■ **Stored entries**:

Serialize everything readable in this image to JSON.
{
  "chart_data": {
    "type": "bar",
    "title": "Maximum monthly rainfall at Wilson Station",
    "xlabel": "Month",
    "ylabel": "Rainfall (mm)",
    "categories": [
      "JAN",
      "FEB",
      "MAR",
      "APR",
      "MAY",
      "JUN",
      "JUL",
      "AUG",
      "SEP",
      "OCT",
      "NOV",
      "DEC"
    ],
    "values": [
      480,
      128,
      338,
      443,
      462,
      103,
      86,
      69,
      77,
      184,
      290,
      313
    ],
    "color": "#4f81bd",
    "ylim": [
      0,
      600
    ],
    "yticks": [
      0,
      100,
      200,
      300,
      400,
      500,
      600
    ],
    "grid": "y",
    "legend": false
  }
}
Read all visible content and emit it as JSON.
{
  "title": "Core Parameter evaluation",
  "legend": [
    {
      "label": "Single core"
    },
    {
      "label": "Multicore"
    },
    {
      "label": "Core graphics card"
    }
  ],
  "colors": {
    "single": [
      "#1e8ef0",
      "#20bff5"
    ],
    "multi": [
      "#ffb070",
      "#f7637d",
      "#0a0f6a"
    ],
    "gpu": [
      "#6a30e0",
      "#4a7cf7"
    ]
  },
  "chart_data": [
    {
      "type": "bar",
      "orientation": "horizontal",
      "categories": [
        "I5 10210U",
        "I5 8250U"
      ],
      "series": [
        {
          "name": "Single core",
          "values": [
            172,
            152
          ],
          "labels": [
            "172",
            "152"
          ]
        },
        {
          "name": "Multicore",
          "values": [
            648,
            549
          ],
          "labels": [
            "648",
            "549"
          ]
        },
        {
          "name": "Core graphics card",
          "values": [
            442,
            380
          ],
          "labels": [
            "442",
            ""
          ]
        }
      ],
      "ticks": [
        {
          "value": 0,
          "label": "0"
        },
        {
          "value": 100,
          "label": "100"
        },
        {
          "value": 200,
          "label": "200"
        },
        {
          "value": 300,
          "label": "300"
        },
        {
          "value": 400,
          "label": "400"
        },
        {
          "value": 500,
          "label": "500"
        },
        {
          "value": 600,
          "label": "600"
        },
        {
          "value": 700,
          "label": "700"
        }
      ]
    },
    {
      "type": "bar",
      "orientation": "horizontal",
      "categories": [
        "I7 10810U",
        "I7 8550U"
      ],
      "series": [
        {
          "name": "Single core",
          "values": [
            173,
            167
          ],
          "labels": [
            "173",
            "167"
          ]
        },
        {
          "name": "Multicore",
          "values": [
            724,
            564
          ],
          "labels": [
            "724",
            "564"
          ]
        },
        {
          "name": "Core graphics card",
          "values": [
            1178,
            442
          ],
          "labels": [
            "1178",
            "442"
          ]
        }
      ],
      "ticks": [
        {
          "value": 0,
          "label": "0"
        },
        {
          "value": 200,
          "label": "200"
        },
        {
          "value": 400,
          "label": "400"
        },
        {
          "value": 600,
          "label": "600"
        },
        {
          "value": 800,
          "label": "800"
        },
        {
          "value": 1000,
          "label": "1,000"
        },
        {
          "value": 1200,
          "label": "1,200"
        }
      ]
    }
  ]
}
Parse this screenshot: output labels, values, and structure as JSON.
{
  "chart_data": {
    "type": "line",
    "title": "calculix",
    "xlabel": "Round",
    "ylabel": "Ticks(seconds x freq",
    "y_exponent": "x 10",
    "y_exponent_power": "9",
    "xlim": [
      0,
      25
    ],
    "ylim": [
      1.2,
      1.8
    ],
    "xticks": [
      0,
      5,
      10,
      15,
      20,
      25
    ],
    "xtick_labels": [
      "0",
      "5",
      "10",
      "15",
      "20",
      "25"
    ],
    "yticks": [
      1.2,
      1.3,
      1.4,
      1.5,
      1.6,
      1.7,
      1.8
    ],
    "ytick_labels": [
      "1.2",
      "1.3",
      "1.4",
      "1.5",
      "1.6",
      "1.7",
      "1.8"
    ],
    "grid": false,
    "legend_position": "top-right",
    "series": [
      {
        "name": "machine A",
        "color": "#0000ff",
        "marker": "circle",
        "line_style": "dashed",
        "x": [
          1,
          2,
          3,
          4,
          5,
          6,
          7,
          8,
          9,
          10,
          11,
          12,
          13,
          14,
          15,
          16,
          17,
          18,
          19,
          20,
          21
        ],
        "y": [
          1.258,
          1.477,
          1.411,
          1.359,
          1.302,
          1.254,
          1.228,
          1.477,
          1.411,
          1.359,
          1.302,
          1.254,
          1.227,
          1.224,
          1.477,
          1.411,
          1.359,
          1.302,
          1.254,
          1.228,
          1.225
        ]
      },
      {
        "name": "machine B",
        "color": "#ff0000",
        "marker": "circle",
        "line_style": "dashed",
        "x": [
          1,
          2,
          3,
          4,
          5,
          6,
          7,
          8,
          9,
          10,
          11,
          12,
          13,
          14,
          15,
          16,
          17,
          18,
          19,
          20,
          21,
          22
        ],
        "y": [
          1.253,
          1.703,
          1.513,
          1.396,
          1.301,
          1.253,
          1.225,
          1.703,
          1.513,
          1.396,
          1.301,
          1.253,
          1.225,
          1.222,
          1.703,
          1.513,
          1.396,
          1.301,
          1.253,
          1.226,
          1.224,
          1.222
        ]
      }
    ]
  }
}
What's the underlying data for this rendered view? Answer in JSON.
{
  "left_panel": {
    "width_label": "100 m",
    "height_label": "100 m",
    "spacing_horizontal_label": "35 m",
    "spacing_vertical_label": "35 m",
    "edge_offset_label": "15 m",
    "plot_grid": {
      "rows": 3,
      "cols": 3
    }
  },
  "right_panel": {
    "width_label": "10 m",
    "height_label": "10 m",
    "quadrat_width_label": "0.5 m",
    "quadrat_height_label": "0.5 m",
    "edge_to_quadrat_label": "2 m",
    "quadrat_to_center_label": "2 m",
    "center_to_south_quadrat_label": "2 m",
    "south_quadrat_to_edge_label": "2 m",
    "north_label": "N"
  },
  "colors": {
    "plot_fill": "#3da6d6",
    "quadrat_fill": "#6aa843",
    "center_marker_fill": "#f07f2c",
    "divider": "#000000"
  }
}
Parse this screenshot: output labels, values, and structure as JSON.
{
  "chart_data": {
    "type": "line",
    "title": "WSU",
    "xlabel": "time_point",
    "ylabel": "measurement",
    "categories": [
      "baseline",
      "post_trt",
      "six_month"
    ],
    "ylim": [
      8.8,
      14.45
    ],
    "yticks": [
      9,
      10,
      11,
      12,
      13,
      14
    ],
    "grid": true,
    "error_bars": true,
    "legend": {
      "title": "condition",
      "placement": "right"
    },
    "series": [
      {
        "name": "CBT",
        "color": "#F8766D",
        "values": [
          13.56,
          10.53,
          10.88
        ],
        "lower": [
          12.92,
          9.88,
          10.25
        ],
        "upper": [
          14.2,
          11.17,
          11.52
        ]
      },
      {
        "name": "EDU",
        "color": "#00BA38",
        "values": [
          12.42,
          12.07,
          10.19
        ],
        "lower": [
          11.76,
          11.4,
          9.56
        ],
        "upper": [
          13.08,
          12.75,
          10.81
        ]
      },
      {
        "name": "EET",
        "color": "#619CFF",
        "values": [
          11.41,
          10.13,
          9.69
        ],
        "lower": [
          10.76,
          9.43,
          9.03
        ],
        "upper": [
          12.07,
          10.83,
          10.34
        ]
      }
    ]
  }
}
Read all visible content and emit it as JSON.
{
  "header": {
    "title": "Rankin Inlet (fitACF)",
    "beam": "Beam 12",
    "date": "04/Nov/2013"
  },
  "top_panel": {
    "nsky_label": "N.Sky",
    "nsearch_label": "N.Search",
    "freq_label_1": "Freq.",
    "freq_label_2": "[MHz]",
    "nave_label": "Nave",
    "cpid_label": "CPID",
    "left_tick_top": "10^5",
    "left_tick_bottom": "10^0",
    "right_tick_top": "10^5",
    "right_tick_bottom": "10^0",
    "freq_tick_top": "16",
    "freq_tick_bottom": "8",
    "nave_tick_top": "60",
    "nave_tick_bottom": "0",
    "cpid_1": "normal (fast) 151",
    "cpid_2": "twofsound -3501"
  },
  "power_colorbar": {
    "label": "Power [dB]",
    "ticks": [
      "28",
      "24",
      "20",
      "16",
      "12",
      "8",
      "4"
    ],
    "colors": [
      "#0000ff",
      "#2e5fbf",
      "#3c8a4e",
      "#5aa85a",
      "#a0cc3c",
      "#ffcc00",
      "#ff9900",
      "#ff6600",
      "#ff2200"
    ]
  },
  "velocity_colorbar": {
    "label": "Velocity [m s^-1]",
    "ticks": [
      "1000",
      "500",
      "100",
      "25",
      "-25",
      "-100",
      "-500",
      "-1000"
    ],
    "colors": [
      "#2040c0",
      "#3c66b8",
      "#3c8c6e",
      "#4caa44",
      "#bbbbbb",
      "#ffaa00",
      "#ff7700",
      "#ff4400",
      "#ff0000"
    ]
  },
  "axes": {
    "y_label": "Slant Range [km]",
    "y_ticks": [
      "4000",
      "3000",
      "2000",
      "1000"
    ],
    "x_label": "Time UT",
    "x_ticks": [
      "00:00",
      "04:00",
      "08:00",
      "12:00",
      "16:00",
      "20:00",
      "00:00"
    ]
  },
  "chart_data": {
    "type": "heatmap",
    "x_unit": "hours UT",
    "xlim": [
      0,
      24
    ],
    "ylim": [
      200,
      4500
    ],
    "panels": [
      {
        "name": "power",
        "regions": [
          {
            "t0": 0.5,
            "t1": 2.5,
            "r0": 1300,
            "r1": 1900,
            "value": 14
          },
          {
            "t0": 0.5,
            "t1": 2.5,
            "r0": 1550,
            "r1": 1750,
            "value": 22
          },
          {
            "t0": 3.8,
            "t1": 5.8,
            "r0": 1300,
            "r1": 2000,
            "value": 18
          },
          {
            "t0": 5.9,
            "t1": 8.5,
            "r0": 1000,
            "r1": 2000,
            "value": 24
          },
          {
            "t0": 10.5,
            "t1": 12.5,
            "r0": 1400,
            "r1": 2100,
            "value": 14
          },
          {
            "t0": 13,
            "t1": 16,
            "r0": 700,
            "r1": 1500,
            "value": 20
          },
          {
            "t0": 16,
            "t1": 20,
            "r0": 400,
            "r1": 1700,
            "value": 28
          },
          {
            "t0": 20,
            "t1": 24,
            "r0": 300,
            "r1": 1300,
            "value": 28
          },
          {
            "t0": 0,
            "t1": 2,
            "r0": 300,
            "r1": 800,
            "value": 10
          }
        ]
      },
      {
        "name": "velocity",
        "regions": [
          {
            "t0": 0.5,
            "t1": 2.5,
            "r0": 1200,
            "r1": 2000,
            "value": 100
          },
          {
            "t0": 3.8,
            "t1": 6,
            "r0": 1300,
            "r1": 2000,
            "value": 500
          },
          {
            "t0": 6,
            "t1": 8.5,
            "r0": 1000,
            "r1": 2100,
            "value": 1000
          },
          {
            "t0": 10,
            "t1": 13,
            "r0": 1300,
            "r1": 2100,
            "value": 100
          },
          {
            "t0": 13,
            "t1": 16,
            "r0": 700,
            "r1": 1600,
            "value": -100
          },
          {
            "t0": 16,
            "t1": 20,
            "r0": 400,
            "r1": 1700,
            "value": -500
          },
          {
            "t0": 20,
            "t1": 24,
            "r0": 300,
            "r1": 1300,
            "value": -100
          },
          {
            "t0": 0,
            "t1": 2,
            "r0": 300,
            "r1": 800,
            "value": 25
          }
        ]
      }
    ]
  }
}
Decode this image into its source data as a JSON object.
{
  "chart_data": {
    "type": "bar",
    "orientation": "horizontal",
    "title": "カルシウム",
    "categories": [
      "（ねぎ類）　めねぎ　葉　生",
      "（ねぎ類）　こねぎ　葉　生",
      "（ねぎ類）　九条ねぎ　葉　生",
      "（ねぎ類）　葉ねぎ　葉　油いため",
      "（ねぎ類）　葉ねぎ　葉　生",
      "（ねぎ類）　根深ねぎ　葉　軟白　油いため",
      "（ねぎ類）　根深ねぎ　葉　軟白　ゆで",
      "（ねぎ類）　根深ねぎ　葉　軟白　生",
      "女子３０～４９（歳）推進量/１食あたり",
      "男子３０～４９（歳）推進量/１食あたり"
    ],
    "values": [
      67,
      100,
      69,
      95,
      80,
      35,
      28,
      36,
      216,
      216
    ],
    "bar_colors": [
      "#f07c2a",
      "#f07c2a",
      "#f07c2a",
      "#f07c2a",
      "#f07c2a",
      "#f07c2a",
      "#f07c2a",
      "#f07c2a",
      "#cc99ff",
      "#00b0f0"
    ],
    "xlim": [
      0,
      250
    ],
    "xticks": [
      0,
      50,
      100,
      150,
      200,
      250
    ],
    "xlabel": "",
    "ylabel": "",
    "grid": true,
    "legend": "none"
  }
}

■ **What you will do**:
From the entries above, copy each line holding "JSON".

■ **Exercise response**:
Serialize everything readable in this image to JSON.
Read all visible content and emit it as JSON.
Parse this screenshot: output labels, values, and structure as JSON.
What's the underlying data for this rendered view? Answer in JSON.
Parse this screenshot: output labels, values, and structure as JSON.
Read all visible content and emit it as JSON.
Decode this image into its source data as a JSON object.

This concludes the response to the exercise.